▶ **EXERCISE DETAILS**: Search the listing below for the string "aandelen" and copy every line where it occurs.

▶ **EXTRACTED ENTRIES**:
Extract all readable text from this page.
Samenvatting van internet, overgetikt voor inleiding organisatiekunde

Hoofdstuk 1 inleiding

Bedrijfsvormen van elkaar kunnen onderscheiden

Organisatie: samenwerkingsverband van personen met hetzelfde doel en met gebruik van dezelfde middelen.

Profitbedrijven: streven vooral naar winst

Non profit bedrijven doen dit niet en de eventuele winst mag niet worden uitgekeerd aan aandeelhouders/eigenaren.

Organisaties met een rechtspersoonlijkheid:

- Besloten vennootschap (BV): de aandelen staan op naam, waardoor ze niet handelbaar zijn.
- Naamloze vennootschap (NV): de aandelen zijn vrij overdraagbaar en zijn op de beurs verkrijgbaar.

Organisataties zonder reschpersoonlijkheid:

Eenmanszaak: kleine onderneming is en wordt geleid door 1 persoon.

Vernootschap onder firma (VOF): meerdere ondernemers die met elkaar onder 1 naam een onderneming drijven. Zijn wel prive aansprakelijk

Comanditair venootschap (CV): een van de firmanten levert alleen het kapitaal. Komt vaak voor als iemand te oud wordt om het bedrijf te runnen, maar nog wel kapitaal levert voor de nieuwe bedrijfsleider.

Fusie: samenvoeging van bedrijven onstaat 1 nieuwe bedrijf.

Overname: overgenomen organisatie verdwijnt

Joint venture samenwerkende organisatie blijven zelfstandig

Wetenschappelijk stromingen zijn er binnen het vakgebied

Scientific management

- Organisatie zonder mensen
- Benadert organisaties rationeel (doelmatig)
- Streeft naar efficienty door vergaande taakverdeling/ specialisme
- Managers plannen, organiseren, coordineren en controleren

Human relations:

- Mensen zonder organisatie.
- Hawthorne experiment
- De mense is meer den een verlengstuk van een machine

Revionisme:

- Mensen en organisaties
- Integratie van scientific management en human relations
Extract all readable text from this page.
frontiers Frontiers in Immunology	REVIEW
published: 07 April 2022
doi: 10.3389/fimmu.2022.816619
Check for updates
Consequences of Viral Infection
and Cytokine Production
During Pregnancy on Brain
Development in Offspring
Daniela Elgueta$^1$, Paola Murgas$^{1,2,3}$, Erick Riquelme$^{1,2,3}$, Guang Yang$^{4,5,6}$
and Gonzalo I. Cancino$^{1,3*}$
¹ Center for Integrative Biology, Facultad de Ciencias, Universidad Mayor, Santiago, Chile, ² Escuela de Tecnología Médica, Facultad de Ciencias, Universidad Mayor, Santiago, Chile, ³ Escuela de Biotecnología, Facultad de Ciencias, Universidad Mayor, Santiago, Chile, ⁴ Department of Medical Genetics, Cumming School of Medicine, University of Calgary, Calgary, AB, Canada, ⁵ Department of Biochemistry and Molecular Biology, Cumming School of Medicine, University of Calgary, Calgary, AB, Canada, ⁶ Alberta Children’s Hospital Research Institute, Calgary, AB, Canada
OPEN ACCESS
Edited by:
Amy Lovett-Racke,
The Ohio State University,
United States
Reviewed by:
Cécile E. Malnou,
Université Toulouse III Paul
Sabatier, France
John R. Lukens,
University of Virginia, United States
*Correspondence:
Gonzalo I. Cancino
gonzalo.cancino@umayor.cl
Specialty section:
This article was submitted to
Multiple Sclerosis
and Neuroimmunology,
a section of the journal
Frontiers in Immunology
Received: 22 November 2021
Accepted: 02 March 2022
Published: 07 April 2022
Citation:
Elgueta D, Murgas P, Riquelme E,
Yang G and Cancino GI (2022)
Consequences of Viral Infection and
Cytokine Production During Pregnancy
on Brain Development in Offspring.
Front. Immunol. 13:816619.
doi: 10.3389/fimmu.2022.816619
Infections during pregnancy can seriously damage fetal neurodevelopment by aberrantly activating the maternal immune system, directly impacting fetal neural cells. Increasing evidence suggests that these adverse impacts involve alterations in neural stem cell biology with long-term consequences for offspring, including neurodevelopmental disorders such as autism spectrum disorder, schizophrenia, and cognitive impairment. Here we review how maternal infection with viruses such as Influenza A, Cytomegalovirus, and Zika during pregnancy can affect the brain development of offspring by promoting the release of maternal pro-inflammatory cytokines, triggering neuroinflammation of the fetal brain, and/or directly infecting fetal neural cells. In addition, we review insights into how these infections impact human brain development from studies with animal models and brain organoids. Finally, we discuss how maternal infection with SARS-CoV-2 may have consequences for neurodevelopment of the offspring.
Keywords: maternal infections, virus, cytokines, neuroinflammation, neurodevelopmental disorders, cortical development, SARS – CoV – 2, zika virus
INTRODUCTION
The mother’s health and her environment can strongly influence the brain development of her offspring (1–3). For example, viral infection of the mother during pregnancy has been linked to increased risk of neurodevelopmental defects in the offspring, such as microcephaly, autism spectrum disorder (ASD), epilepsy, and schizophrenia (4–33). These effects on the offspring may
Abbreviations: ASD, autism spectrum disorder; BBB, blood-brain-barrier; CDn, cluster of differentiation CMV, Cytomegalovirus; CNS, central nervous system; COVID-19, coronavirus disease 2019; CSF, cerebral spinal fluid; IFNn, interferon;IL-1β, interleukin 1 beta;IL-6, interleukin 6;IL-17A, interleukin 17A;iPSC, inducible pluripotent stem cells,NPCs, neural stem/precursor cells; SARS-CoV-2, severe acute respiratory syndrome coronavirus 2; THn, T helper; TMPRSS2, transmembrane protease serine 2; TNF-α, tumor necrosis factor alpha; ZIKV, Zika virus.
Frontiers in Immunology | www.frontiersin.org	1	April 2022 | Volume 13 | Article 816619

▶ **SOLUTION**:
- Besloten vennootschap (BV): de aandelen staan op naam, waardoor ze niet handelbaar zijn.
- Naamloze vennootschap (NV): de aandelen zijn vrij overdraagbaar en zijn op de beurs verkrijgbaar.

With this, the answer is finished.